* begin *
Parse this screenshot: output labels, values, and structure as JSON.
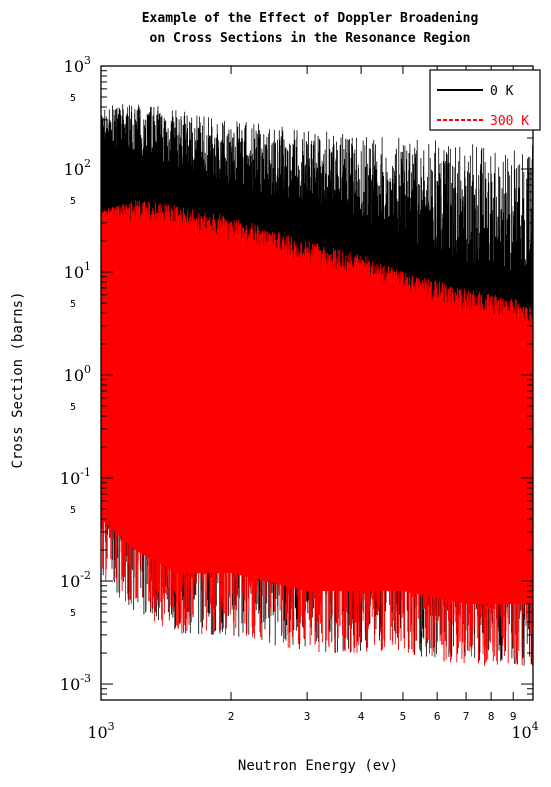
{
  "chart_data": {
    "type": "line",
    "title": "Example of the Effect of Doppler Broadening",
    "subtitle": "on Cross Sections in the Resonance Region",
    "xlabel": "Neutron Energy (ev)",
    "ylabel": "Cross Section (barns)",
    "x_scale": "log",
    "y_scale": "log",
    "xlim": [
      1000,
      10000
    ],
    "ylim": [
      0.0007,
      1000
    ],
    "x_ticks": [
      {
        "value": 1000,
        "label": "10",
        "exp": "3"
      },
      {
        "value": 2000,
        "label": "2"
      },
      {
        "value": 3000,
        "label": "3"
      },
      {
        "value": 4000,
        "label": "4"
      },
      {
        "value": 5000,
        "label": "5"
      },
      {
        "value": 6000,
        "label": "6"
      },
      {
        "value": 7000,
        "label": "7"
      },
      {
        "value": 8000,
        "label": "8"
      },
      {
        "value": 9000,
        "label": "9"
      },
      {
        "value": 10000,
        "label": "10",
        "exp": "4"
      }
    ],
    "y_ticks": [
      {
        "value": 0.001,
        "label": "10",
        "exp": "-3"
      },
      {
        "value": 0.005,
        "label": "5"
      },
      {
        "value": 0.01,
        "label": "10",
        "exp": "-2"
      },
      {
        "value": 0.05,
        "label": "5"
      },
      {
        "value": 0.1,
        "label": "10",
        "exp": "-1"
      },
      {
        "value": 0.5,
        "label": "5"
      },
      {
        "value": 1,
        "label": "10",
        "exp": "0"
      },
      {
        "value": 5,
        "label": "5"
      },
      {
        "value": 10,
        "label": "10",
        "exp": "1"
      },
      {
        "value": 50,
        "label": "5"
      },
      {
        "value": 100,
        "label": "10",
        "exp": "2"
      },
      {
        "value": 500,
        "label": "5"
      },
      {
        "value": 1000,
        "label": "10",
        "exp": "3"
      }
    ],
    "legend_position": "top-right",
    "grid": false,
    "series": [
      {
        "name": "0 K",
        "color": "#000000",
        "envelope_x": [
          1000,
          1200,
          1500,
          2000,
          3000,
          4000,
          5000,
          7000,
          10000
        ],
        "envelope_top": [
          400,
          450,
          380,
          300,
          250,
          220,
          200,
          180,
          170
        ],
        "envelope_fill_top": [
          180,
          140,
          100,
          70,
          45,
          30,
          20,
          12,
          8
        ],
        "envelope_bottom": [
          0.01,
          0.005,
          0.003,
          0.003,
          0.002,
          0.002,
          0.002,
          0.0015,
          0.0015
        ]
      },
      {
        "name": "300 K",
        "color": "#ff0000",
        "envelope_x": [
          1000,
          1200,
          1500,
          2000,
          3000,
          4000,
          5000,
          7000,
          10000
        ],
        "envelope_top": [
          40,
          50,
          45,
          35,
          20,
          15,
          10,
          7,
          5
        ],
        "envelope_fill_top": [
          35,
          30,
          25,
          18,
          12,
          9,
          6,
          4,
          3
        ],
        "envelope_bottom": [
          0.01,
          0.005,
          0.003,
          0.003,
          0.002,
          0.002,
          0.002,
          0.0015,
          0.0015
        ]
      }
    ]
  }
}
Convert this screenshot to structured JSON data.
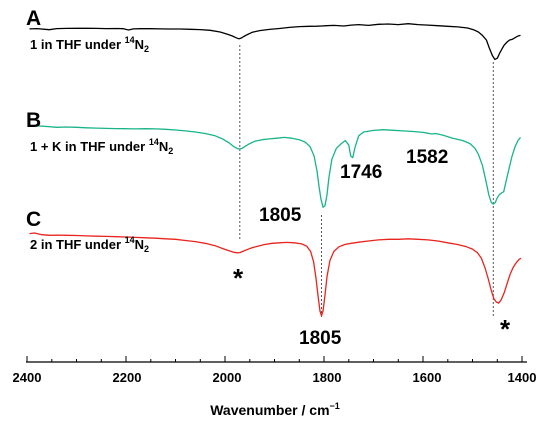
{
  "chart_data": {
    "type": "line",
    "title": "",
    "xlabel": "Wavenumber / cm",
    "xlabel_superscript": "−1",
    "ylabel": "",
    "xlim": [
      2400,
      1400
    ],
    "x_reversed": true,
    "x_ticks": [
      "2400",
      "2200",
      "2000",
      "1800",
      "1600",
      "1400"
    ],
    "grid": false,
    "legend": "none",
    "series": [
      {
        "panel": "A",
        "label_main": "1 in THF under ",
        "label_isotope": "14",
        "label_element": "N",
        "label_subscript": "2",
        "color": "#000000",
        "x": [
          2395,
          2380,
          2355,
          2340,
          2320,
          2300,
          2280,
          2260,
          2240,
          2220,
          2205,
          2195,
          2185,
          2170,
          2150,
          2130,
          2110,
          2090,
          2070,
          2050,
          2030,
          2010,
          1995,
          1985,
          1978,
          1972,
          1968,
          1962,
          1955,
          1945,
          1930,
          1910,
          1890,
          1870,
          1850,
          1830,
          1815,
          1805,
          1795,
          1780,
          1760,
          1745,
          1730,
          1710,
          1690,
          1670,
          1650,
          1630,
          1610,
          1590,
          1570,
          1550,
          1530,
          1510,
          1498,
          1488,
          1480,
          1472,
          1466,
          1460,
          1455,
          1450,
          1445,
          1440,
          1436,
          1430,
          1425,
          1420,
          1414,
          1408,
          1403
        ],
        "y": [
          0.985,
          0.99,
          0.97,
          0.99,
          0.993,
          0.995,
          0.994,
          0.993,
          0.99,
          0.992,
          0.988,
          0.965,
          0.985,
          0.988,
          0.987,
          0.985,
          0.983,
          0.982,
          0.978,
          0.972,
          0.96,
          0.93,
          0.89,
          0.86,
          0.83,
          0.81,
          0.82,
          0.85,
          0.885,
          0.925,
          0.955,
          0.975,
          0.992,
          1.01,
          1.025,
          1.03,
          1.032,
          1.035,
          1.04,
          1.045,
          1.035,
          1.05,
          1.06,
          1.045,
          1.065,
          1.07,
          1.06,
          1.075,
          1.06,
          1.05,
          1.04,
          1.03,
          1.02,
          1.0,
          0.97,
          0.93,
          0.87,
          0.79,
          0.65,
          0.52,
          0.45,
          0.47,
          0.56,
          0.64,
          0.7,
          0.755,
          0.79,
          0.8,
          0.83,
          0.86,
          0.87
        ]
      },
      {
        "panel": "B",
        "label_main": "1 + K in THF under ",
        "label_isotope": "14",
        "label_element": "N",
        "label_subscript": "2",
        "color": "#19b48a",
        "x": [
          2395,
          2380,
          2360,
          2340,
          2320,
          2300,
          2280,
          2260,
          2240,
          2220,
          2200,
          2180,
          2160,
          2140,
          2120,
          2100,
          2080,
          2060,
          2040,
          2020,
          2005,
          1992,
          1982,
          1975,
          1970,
          1965,
          1958,
          1950,
          1940,
          1925,
          1910,
          1895,
          1880,
          1865,
          1850,
          1838,
          1828,
          1820,
          1814,
          1810,
          1806,
          1802,
          1798,
          1794,
          1790,
          1784,
          1775,
          1765,
          1757,
          1750,
          1746,
          1742,
          1737,
          1730,
          1720,
          1700,
          1680,
          1660,
          1640,
          1620,
          1600,
          1590,
          1582,
          1575,
          1560,
          1540,
          1520,
          1505,
          1495,
          1488,
          1480,
          1473,
          1467,
          1462,
          1458,
          1454,
          1450,
          1446,
          1442,
          1437,
          1432,
          1426,
          1420,
          1414,
          1408,
          1403
        ],
        "y": [
          0.995,
          0.995,
          0.99,
          0.985,
          0.987,
          0.985,
          0.982,
          0.98,
          0.978,
          0.977,
          0.976,
          0.975,
          0.976,
          0.975,
          0.972,
          0.968,
          0.962,
          0.955,
          0.945,
          0.93,
          0.91,
          0.885,
          0.86,
          0.848,
          0.845,
          0.85,
          0.865,
          0.88,
          0.895,
          0.905,
          0.91,
          0.915,
          0.92,
          0.915,
          0.905,
          0.89,
          0.86,
          0.8,
          0.7,
          0.6,
          0.52,
          0.47,
          0.48,
          0.55,
          0.66,
          0.78,
          0.85,
          0.88,
          0.9,
          0.87,
          0.8,
          0.79,
          0.86,
          0.93,
          0.955,
          0.965,
          0.97,
          0.966,
          0.962,
          0.958,
          0.952,
          0.947,
          0.942,
          0.945,
          0.935,
          0.915,
          0.9,
          0.88,
          0.85,
          0.81,
          0.74,
          0.64,
          0.55,
          0.5,
          0.49,
          0.5,
          0.53,
          0.55,
          0.56,
          0.57,
          0.64,
          0.72,
          0.8,
          0.86,
          0.9,
          0.92
        ]
      },
      {
        "panel": "C",
        "label_main": "2 in THF under ",
        "label_isotope": "14",
        "label_element": "N",
        "label_subscript": "2",
        "color": "#e8241c",
        "x": [
          2395,
          2385,
          2370,
          2355,
          2340,
          2320,
          2300,
          2280,
          2260,
          2240,
          2220,
          2200,
          2180,
          2160,
          2140,
          2120,
          2100,
          2080,
          2060,
          2040,
          2020,
          2005,
          1992,
          1982,
          1975,
          1970,
          1964,
          1956,
          1946,
          1934,
          1920,
          1905,
          1890,
          1875,
          1860,
          1845,
          1835,
          1827,
          1821,
          1816,
          1812,
          1808,
          1805,
          1802,
          1798,
          1794,
          1788,
          1780,
          1770,
          1758,
          1745,
          1730,
          1710,
          1690,
          1670,
          1650,
          1630,
          1610,
          1590,
          1570,
          1550,
          1530,
          1512,
          1500,
          1490,
          1482,
          1475,
          1468,
          1462,
          1457,
          1452,
          1447,
          1442,
          1436,
          1430,
          1424,
          1418,
          1412,
          1406,
          1402
        ],
        "y": [
          0.995,
          1.0,
          0.985,
          0.98,
          0.982,
          0.98,
          0.978,
          0.975,
          0.972,
          0.97,
          0.968,
          0.965,
          0.962,
          0.958,
          0.955,
          0.95,
          0.945,
          0.935,
          0.925,
          0.91,
          0.89,
          0.865,
          0.845,
          0.832,
          0.828,
          0.83,
          0.84,
          0.855,
          0.87,
          0.885,
          0.9,
          0.91,
          0.915,
          0.918,
          0.915,
          0.905,
          0.885,
          0.84,
          0.75,
          0.6,
          0.45,
          0.32,
          0.28,
          0.32,
          0.46,
          0.62,
          0.76,
          0.84,
          0.88,
          0.9,
          0.91,
          0.92,
          0.93,
          0.94,
          0.945,
          0.945,
          0.95,
          0.945,
          0.94,
          0.93,
          0.915,
          0.9,
          0.88,
          0.86,
          0.83,
          0.78,
          0.7,
          0.6,
          0.5,
          0.43,
          0.4,
          0.39,
          0.42,
          0.48,
          0.56,
          0.64,
          0.7,
          0.74,
          0.77,
          0.78
        ]
      }
    ],
    "reference_lines_x": [
      1970,
      1805,
      1458
    ],
    "peak_labels": [
      {
        "text": "1805",
        "x": 1805,
        "panel": "B"
      },
      {
        "text": "1746",
        "x": 1746,
        "panel": "B"
      },
      {
        "text": "1582",
        "x": 1582,
        "panel": "B"
      },
      {
        "text": "1805",
        "x": 1805,
        "panel": "C"
      }
    ],
    "markers": [
      {
        "text": "*",
        "x": 1970,
        "panel": "C"
      },
      {
        "text": "*",
        "x": 1440,
        "panel": "C"
      }
    ]
  }
}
* end *
▶ [Exercise description]: Copy every line of the listing where the word "this" appears.

▶ [Solution]:
Parse this screenshot: output labels, values, and structure as JSON.
Convert this screenshot to structured JSON data.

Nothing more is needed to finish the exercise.